[GIVEN EXERCISE]: Count each line in which the word "CHINA" appears. Reply with the total and nothing more.

^^^^

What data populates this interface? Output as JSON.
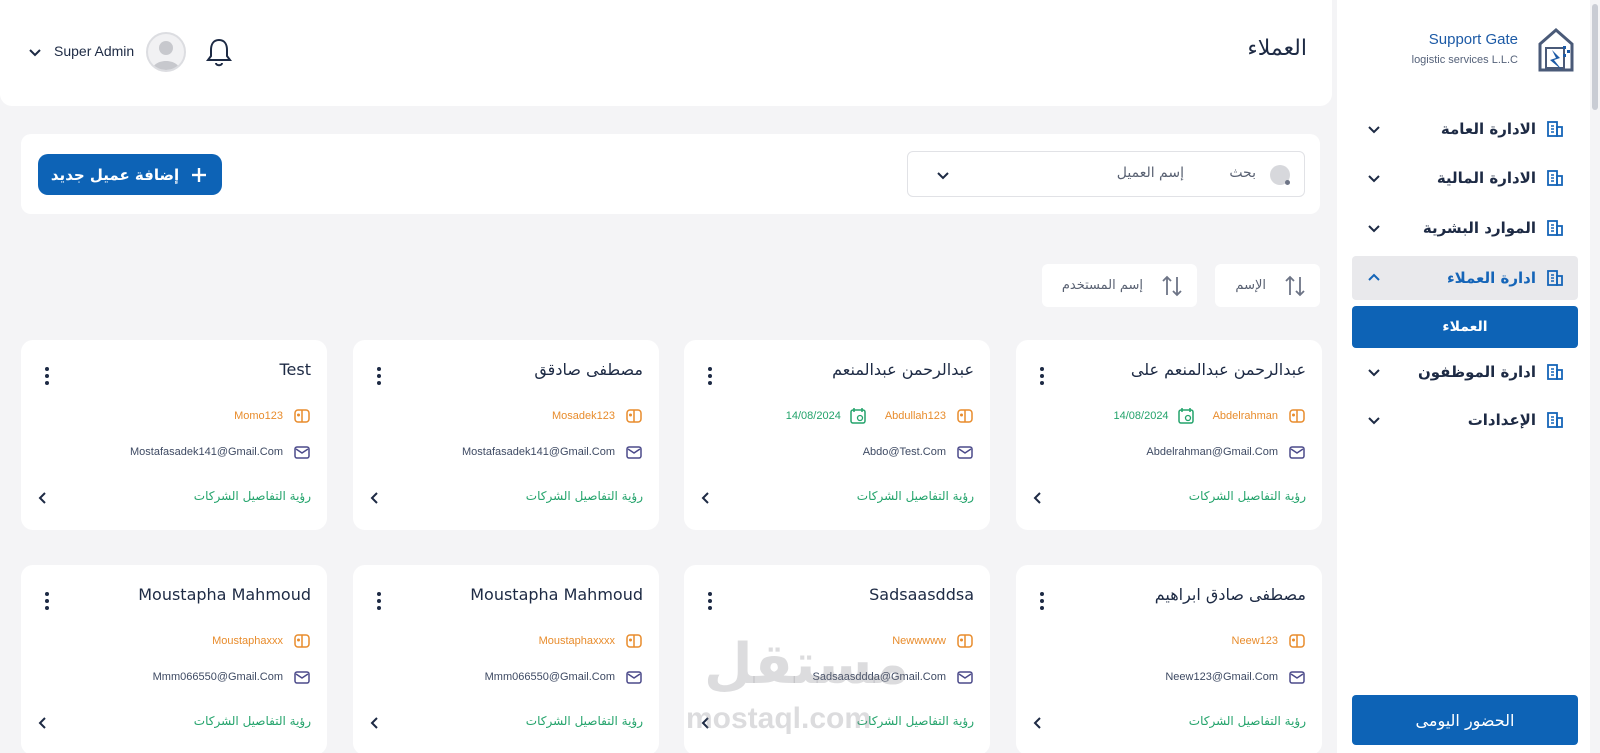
{
  "brand": {
    "name": "Support Gate",
    "subtitle": "logistic services L.L.C"
  },
  "sidebar": {
    "items": [
      {
        "label": "الادارة العامة",
        "icon": "building-icon",
        "expanded": false
      },
      {
        "label": "الادارة المالية",
        "icon": "building-icon",
        "expanded": false
      },
      {
        "label": "الموارد البشرية",
        "icon": "building-icon",
        "expanded": false
      },
      {
        "label": "ادارة العملاء",
        "icon": "building-icon",
        "expanded": true,
        "active": true
      },
      {
        "label": "ادارة الموظفون",
        "icon": "building-icon",
        "expanded": false
      },
      {
        "label": "الإعدادات",
        "icon": "building-icon",
        "expanded": false
      }
    ],
    "sub_items": [
      {
        "label": "العملاء",
        "active": true
      }
    ],
    "attendance_label": "الحضور اليومى"
  },
  "header": {
    "title": "العملاء",
    "user_name": "Super Admin",
    "notification_icon": "bell-icon"
  },
  "toolbar": {
    "add_label": "إضافة عميل جديد",
    "search_label": "بحث",
    "search_field": "إسم العميل"
  },
  "sort": {
    "name_label": "الإسم",
    "username_label": "إسم المستخدم"
  },
  "cards": [
    {
      "name": "عبدالرحمن عبدالمنعم على",
      "username": "Abdelrahman",
      "date": "14/08/2024",
      "email": "Abdelrahman@Gmail.Com",
      "details": "رؤية التفاصيل الشركات"
    },
    {
      "name": "عبدالرحمن عبدالمنعم",
      "username": "Abdullah123",
      "date": "14/08/2024",
      "email": "Abdo@Test.Com",
      "details": "رؤية التفاصيل الشركات"
    },
    {
      "name": "مصطفى صادقق",
      "username": "Mosadek123",
      "date": "",
      "email": "Mostafasadek141@Gmail.Com",
      "details": "رؤية التفاصيل الشركات"
    },
    {
      "name": "Test",
      "username": "Momo123",
      "date": "",
      "email": "Mostafasadek141@Gmail.Com",
      "details": "رؤية التفاصيل الشركات"
    },
    {
      "name": "مصطفى صادق ابراهيم",
      "username": "Neew123",
      "date": "",
      "email": "Neew123@Gmail.Com",
      "details": "رؤية التفاصيل الشركات"
    },
    {
      "name": "Sadsaasddsa",
      "username": "Newwwww",
      "date": "",
      "email": "Sadsaasddda@Gmail.Com",
      "details": "رؤية التفاصيل الشركات"
    },
    {
      "name": "Moustapha Mahmoud",
      "username": "Moustaphaxxxx",
      "date": "",
      "email": "Mmm066550@Gmail.Com",
      "details": "رؤية التفاصيل الشركات"
    },
    {
      "name": "Moustapha Mahmoud",
      "username": "Moustaphaxxx",
      "date": "",
      "email": "Mmm066550@Gmail.Com",
      "details": "رؤية التفاصيل الشركات"
    }
  ],
  "watermark": {
    "arabic": "مستقل",
    "latin": "mostaql.com"
  },
  "colors": {
    "primary": "#0d63b6",
    "accent_orange": "#e88c2c",
    "accent_green": "#23a36b",
    "text": "#1d2a44"
  }
}
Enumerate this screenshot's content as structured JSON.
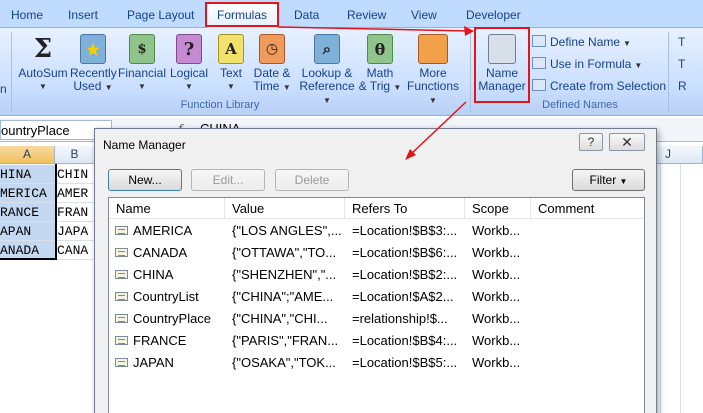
{
  "tabs": [
    "Home",
    "Insert",
    "Page Layout",
    "Formulas",
    "Data",
    "Review",
    "View",
    "Developer"
  ],
  "ribbon": {
    "partial_left": "n",
    "function_library": {
      "buttons": [
        {
          "line1": "AutoSum",
          "line2": "",
          "icon": "sigma-icon"
        },
        {
          "line1": "Recently",
          "line2": "Used",
          "icon": "star-book-icon"
        },
        {
          "line1": "Financial",
          "line2": "",
          "icon": "money-book-icon"
        },
        {
          "line1": "Logical",
          "line2": "",
          "icon": "question-book-icon"
        },
        {
          "line1": "Text",
          "line2": "",
          "icon": "text-book-icon"
        },
        {
          "line1": "Date &",
          "line2": "Time",
          "icon": "clock-book-icon"
        },
        {
          "line1": "Lookup &",
          "line2": "Reference",
          "icon": "magnifier-book-icon"
        },
        {
          "line1": "Math",
          "line2": "& Trig",
          "icon": "theta-book-icon"
        },
        {
          "line1": "More",
          "line2": "Functions",
          "icon": "more-books-icon"
        }
      ],
      "label": "Function Library"
    },
    "defined_names": {
      "name_manager_line1": "Name",
      "name_manager_line2": "Manager",
      "define_name": "Define Name",
      "use_in_formula": "Use in Formula",
      "create_from_selection": "Create from Selection",
      "label": "Defined Names"
    },
    "partial_right": [
      "T",
      "T",
      "R"
    ]
  },
  "formula_bar": {
    "name_box": "ountryPlace",
    "fx": "f",
    "value": "CHINA"
  },
  "sheet": {
    "col_a": "A",
    "col_b": "B",
    "col_j": "J",
    "col_a_cells": [
      "HINA",
      "MERICA",
      "RANCE",
      "APAN",
      "ANADA"
    ],
    "col_b_cells": [
      "CHIN",
      "AMER",
      "FRAN",
      "JAPA",
      "CANA"
    ]
  },
  "dialog": {
    "title": "Name Manager",
    "help": "?",
    "close": "✕",
    "new_button": "New...",
    "edit_button": "Edit...",
    "delete_button": "Delete",
    "filter_button": "Filter",
    "columns": [
      "Name",
      "Value",
      "Refers To",
      "Scope",
      "Comment"
    ],
    "rows": [
      {
        "name": "AMERICA",
        "value": "{\"LOS ANGLES\",...",
        "refers_to": "=Location!$B$3:...",
        "scope": "Workb...",
        "comment": ""
      },
      {
        "name": "CANADA",
        "value": "{\"OTTAWA\",\"TO...",
        "refers_to": "=Location!$B$6:...",
        "scope": "Workb...",
        "comment": ""
      },
      {
        "name": "CHINA",
        "value": "{\"SHENZHEN\",\"...",
        "refers_to": "=Location!$B$2:...",
        "scope": "Workb...",
        "comment": ""
      },
      {
        "name": "CountryList",
        "value": "{\"CHINA\";\"AME...",
        "refers_to": "=Location!$A$2...",
        "scope": "Workb...",
        "comment": ""
      },
      {
        "name": "CountryPlace",
        "value": "{\"CHINA\",\"CHI...",
        "refers_to": "=relationship!$...",
        "scope": "Workb...",
        "comment": ""
      },
      {
        "name": "FRANCE",
        "value": "{\"PARIS\",\"FRAN...",
        "refers_to": "=Location!$B$4:...",
        "scope": "Workb...",
        "comment": ""
      },
      {
        "name": "JAPAN",
        "value": "{\"OSAKA\",\"TOK...",
        "refers_to": "=Location!$B$5:...",
        "scope": "Workb...",
        "comment": ""
      }
    ]
  },
  "colors": {
    "highlight": "#e4141b",
    "ribbon_blue": "#bfdbff",
    "text_blue": "#15428b"
  }
}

^^^^

[WRITTEN ANSWER]: 4